▶ _Work required_
Lines of the listing below that contain the string "about" are to be returned.
### Source information ###
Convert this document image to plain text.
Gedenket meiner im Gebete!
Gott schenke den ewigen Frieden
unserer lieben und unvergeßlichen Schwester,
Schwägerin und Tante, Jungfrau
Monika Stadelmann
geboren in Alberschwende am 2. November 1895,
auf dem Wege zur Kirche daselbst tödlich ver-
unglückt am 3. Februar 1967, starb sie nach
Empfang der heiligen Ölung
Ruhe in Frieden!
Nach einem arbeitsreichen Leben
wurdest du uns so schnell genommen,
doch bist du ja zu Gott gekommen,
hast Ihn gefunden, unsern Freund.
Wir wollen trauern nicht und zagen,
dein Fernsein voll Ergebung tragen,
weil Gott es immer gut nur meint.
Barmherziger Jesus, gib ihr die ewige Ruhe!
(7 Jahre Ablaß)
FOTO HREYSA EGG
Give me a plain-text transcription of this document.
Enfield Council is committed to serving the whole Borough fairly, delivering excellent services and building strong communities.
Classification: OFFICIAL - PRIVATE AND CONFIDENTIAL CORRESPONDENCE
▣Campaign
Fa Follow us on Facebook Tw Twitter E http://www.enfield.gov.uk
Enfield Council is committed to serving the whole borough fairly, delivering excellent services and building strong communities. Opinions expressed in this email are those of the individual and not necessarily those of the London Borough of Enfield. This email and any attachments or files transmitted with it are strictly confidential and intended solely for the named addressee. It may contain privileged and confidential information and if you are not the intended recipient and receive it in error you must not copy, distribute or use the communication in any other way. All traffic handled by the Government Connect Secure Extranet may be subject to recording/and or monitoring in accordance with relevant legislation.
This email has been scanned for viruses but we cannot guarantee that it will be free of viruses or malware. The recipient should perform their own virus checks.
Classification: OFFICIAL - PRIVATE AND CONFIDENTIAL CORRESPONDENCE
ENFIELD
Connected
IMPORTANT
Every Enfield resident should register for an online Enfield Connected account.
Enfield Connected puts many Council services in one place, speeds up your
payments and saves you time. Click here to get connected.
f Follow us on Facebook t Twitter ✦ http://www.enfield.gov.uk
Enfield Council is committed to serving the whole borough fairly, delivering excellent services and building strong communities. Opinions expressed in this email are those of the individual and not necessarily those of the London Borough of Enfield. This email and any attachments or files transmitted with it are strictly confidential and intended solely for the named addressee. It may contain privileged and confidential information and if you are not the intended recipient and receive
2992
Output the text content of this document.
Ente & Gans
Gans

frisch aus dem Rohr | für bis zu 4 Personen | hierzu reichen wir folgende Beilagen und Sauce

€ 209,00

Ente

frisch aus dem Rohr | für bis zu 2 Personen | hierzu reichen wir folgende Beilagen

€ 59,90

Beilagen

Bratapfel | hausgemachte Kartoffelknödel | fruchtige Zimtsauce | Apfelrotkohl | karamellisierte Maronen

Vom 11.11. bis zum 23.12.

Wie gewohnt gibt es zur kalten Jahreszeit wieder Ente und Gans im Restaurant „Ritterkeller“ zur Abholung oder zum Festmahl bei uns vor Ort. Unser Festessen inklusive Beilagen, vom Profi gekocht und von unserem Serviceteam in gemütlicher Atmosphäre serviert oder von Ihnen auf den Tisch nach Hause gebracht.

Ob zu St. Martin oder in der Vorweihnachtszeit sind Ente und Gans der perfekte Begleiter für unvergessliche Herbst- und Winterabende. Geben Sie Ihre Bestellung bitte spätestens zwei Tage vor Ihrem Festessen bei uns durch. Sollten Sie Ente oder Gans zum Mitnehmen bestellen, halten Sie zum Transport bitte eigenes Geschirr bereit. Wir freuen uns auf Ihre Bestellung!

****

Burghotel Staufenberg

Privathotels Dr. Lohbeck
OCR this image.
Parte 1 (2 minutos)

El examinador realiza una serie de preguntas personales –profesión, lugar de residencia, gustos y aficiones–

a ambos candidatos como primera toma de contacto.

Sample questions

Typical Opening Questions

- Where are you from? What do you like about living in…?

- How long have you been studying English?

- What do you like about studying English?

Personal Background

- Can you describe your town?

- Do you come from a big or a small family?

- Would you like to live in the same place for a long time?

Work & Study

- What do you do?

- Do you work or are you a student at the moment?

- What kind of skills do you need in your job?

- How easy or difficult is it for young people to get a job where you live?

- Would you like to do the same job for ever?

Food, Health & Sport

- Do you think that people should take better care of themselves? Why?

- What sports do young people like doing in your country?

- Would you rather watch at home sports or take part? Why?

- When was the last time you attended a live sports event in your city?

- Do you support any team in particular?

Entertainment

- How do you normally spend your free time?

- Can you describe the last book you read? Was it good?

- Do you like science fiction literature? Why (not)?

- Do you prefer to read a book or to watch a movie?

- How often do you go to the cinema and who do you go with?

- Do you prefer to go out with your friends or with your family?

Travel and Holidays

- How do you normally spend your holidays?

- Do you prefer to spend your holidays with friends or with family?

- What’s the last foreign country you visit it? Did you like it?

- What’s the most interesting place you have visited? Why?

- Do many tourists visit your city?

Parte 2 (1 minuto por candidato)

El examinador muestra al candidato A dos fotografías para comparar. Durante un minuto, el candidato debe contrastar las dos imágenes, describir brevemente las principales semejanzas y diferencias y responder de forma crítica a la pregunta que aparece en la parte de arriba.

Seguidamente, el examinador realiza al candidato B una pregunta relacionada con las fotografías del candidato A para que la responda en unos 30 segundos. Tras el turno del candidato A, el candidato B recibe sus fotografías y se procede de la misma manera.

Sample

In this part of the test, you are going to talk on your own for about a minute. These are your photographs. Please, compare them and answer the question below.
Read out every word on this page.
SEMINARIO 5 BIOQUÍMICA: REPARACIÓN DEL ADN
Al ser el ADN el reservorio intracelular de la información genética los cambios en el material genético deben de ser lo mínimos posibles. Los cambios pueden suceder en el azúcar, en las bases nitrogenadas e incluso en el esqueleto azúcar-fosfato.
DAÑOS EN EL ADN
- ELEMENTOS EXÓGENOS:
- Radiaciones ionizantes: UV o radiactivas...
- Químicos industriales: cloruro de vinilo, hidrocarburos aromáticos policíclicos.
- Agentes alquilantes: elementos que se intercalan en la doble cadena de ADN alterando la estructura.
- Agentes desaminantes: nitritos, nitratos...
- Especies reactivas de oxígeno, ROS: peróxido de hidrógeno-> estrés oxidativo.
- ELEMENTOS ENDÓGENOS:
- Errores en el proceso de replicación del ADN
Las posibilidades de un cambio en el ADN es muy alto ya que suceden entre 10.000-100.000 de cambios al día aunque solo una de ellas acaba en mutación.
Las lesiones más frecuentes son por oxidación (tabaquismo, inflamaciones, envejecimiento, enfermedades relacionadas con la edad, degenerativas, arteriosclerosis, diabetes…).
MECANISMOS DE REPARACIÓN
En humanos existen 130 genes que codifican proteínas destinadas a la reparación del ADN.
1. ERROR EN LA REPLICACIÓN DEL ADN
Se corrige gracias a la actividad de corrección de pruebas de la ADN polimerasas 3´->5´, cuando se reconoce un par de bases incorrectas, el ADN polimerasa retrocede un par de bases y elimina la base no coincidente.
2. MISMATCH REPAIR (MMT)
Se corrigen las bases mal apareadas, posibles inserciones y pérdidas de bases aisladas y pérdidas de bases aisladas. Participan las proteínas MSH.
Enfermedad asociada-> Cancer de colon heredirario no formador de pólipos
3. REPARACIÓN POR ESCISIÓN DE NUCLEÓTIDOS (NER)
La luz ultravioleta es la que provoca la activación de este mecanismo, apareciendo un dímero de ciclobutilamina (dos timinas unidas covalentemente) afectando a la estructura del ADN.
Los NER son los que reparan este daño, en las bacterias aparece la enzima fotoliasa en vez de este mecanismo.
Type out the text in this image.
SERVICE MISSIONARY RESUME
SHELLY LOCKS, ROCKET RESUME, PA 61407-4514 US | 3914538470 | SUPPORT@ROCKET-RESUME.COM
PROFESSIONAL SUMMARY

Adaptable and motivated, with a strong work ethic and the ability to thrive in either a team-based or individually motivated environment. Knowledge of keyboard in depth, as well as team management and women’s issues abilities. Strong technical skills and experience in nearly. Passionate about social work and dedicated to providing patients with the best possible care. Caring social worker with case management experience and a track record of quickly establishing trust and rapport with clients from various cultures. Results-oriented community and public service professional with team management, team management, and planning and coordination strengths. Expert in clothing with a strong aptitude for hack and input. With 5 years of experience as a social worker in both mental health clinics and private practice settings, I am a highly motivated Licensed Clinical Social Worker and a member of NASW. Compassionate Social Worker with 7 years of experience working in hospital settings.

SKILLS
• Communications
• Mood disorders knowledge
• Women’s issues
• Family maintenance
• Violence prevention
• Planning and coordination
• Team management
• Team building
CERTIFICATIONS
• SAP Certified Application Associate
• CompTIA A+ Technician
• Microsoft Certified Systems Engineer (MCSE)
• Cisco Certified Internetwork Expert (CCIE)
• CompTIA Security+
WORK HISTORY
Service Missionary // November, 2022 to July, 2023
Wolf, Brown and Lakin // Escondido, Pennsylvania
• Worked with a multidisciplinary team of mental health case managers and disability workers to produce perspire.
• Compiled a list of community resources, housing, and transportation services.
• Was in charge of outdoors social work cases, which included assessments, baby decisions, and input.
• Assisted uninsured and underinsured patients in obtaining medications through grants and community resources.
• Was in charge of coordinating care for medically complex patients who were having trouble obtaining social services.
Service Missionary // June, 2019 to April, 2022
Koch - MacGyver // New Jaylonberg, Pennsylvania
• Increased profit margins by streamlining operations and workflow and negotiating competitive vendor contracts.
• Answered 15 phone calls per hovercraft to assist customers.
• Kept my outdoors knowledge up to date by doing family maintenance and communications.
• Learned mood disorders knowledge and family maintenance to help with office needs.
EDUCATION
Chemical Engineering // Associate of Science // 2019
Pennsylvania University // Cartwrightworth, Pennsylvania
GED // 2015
###
▶ _Worked solution_
- Where are you from? What do you like about living in…?
- What do you like about studying English?
In this part of the test, you are going to talk on your own for about a minute. These are your photographs. Please, compare them and answer the question below.
Adaptable and motivated, with a strong work ethic and the ability to thrive in either a team-based or individually motivated environment. Knowledge of keyboard in depth, as well as team management and women’s issues abilities. Strong technical skills and experience in nearly. Passionate about social work and dedicated to providing patients with the best possible care. Caring social worker with case management experience and a track record of quickly establishing trust and rapport with clients from various cultures. Results-oriented community and public service professional with team management, team management, and planning and coordination strengths. Expert in clothing with a strong aptitude for hack and input. With 5 years of experience as a social worker in both mental health clinics and private practice settings, I am a highly motivated Licensed Clinical Social Worker and a member of NASW. Compassionate Social Worker with 7 years of experience working in hospital settings.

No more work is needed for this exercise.